The change came in 2003. Under pressure from other African nations, supported by the international community, the West African regional community ECOWAS inaugurated peace talks between Taylor's government, civil society groups and the rebels. Not long afterwards the chief prosecutor of the Special Court for Sierra Leone issued an indictment against President Taylor for "bearing the greatest responsibility" for the atrocities in that country. He was also alleged to have masterminded an assassination attempt against the presidents of Guinea and Côte d'Ivoire.

Ceasefires were repeatedly made and broken in the peace process. Then, while Taylor was out of Liberia to attend the peace talks in Ghana, his vice-president, the infelicitously named Moses Blah, seized power at the instigation, some say, of Washington. Upon his return, Taylor dismissed Blah, only to reinstate him a few days later. Meanwhile, the rebels besieged the capital and several bloody battles against a background of public calls from the US President George Bush for Taylor to stand down.

Listings of element regions
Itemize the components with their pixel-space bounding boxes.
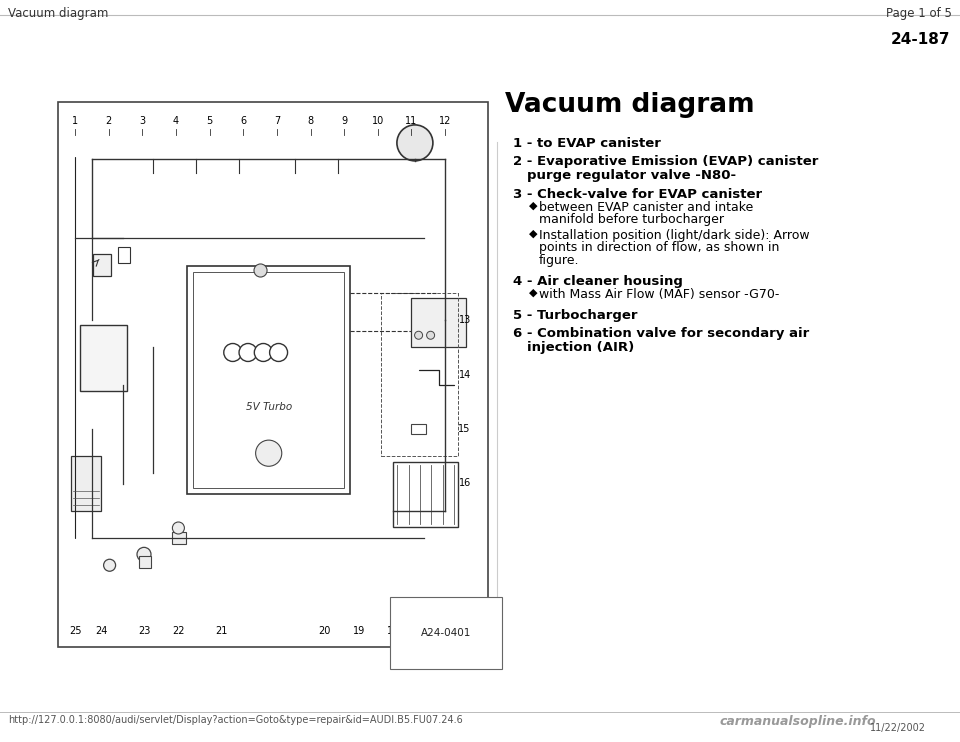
Text: 5: 5: [206, 116, 213, 125]
Bar: [139, 556, 151, 568]
Text: 5 - Turbocharger: 5 - Turbocharger: [513, 309, 637, 321]
Text: between EVAP canister and intake: between EVAP canister and intake: [539, 201, 754, 214]
Text: 6 - Combination valve for secondary air: 6 - Combination valve for secondary air: [513, 327, 809, 340]
Text: Vacuum diagram: Vacuum diagram: [505, 92, 755, 118]
Text: 10: 10: [372, 116, 384, 125]
Text: 19: 19: [353, 626, 365, 636]
Text: 5V Turbo: 5V Turbo: [246, 402, 292, 413]
Text: 9: 9: [341, 116, 348, 125]
Circle shape: [104, 559, 115, 571]
Text: 1: 1: [72, 116, 79, 125]
Bar: [80, 326, 127, 391]
Bar: [380, 293, 458, 456]
Circle shape: [396, 125, 433, 161]
Text: 3: 3: [139, 116, 146, 125]
Text: 16: 16: [459, 479, 470, 488]
Text: Page 1 of 5: Page 1 of 5: [886, 7, 952, 20]
Circle shape: [137, 548, 151, 562]
Text: ◆: ◆: [529, 201, 538, 211]
Bar: [71, 456, 101, 510]
Text: 4 - Air cleaner housing: 4 - Air cleaner housing: [513, 275, 683, 287]
Bar: [193, 272, 345, 488]
Bar: [411, 298, 467, 347]
Circle shape: [415, 331, 422, 339]
Text: 24: 24: [95, 626, 108, 636]
Text: 1 - to EVAP canister: 1 - to EVAP canister: [513, 137, 660, 150]
Text: purge regulator valve -N80-: purge regulator valve -N80-: [527, 169, 736, 182]
Circle shape: [224, 344, 242, 361]
Circle shape: [254, 264, 267, 277]
Bar: [187, 266, 350, 494]
Text: 12: 12: [439, 116, 451, 125]
Text: manifold before turbocharger: manifold before turbocharger: [539, 214, 724, 226]
Text: 25: 25: [69, 626, 82, 636]
Text: ◆: ◆: [529, 288, 538, 298]
Text: 14: 14: [459, 370, 470, 379]
Text: 11/22/2002: 11/22/2002: [870, 723, 926, 733]
Text: 13: 13: [459, 315, 470, 325]
Text: points in direction of flow, as shown in: points in direction of flow, as shown in: [539, 241, 780, 255]
Text: 2: 2: [106, 116, 112, 125]
Text: 4: 4: [173, 116, 180, 125]
Circle shape: [239, 344, 257, 361]
Circle shape: [255, 440, 282, 466]
Text: carmanualsopline.info: carmanualsopline.info: [720, 715, 876, 728]
Bar: [394, 462, 458, 527]
Bar: [117, 246, 130, 263]
Text: 22: 22: [172, 626, 184, 636]
Bar: [58, 102, 488, 647]
Bar: [93, 254, 111, 275]
Text: 8: 8: [307, 116, 314, 125]
Text: 15: 15: [459, 424, 470, 434]
Text: 7: 7: [274, 116, 280, 125]
Circle shape: [270, 344, 288, 361]
Text: 18: 18: [387, 626, 399, 636]
Text: 24-187: 24-187: [891, 32, 950, 47]
Text: A24-0401: A24-0401: [420, 628, 471, 638]
Circle shape: [173, 522, 184, 534]
Text: with Mass Air Flow (MAF) sensor -G70-: with Mass Air Flow (MAF) sensor -G70-: [539, 288, 780, 301]
Text: figure.: figure.: [539, 254, 580, 267]
Text: 20: 20: [319, 626, 331, 636]
Bar: [173, 532, 186, 544]
Text: 2 - Evaporative Emission (EVAP) canister: 2 - Evaporative Emission (EVAP) canister: [513, 156, 818, 168]
Text: Installation position (light/dark side): Arrow: Installation position (light/dark side):…: [539, 229, 809, 242]
Text: http://127.0.0.1:8080/audi/servlet/Display?action=Goto&type=repair&id=AUDI.B5.FU: http://127.0.0.1:8080/audi/servlet/Displ…: [8, 715, 463, 725]
Text: 11: 11: [405, 116, 418, 125]
Text: Vacuum diagram: Vacuum diagram: [8, 7, 108, 20]
Text: 6: 6: [240, 116, 247, 125]
Text: 3 - Check-valve for EVAP canister: 3 - Check-valve for EVAP canister: [513, 188, 762, 200]
Circle shape: [254, 344, 273, 361]
Text: 17: 17: [465, 626, 477, 636]
Bar: [411, 424, 425, 435]
Text: injection (AIR): injection (AIR): [527, 341, 635, 353]
Text: 21: 21: [215, 626, 228, 636]
Text: ◆: ◆: [529, 229, 538, 239]
Text: 23: 23: [138, 626, 150, 636]
Circle shape: [426, 331, 435, 339]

#### Challenge:
In the passage on Liberia's 2003 peace talks, repeat the portion starting at "The change came" and ending at "and Côte d'Ivoire.".

#### Full output:
The change came in 2003. Under pressure from other African nations, supported by the international community, the West African regional community ECOWAS inaugurated peace talks between Taylor's government, civil society groups and the rebels. Not long afterwards the chief prosecutor of the Special Court for Sierra Leone issued an indictment against President Taylor for "bearing the greatest responsibility" for the atrocities in that country. He was also alleged to have masterminded an assassination attempt against the presidents of Guinea and Côte d'Ivoire.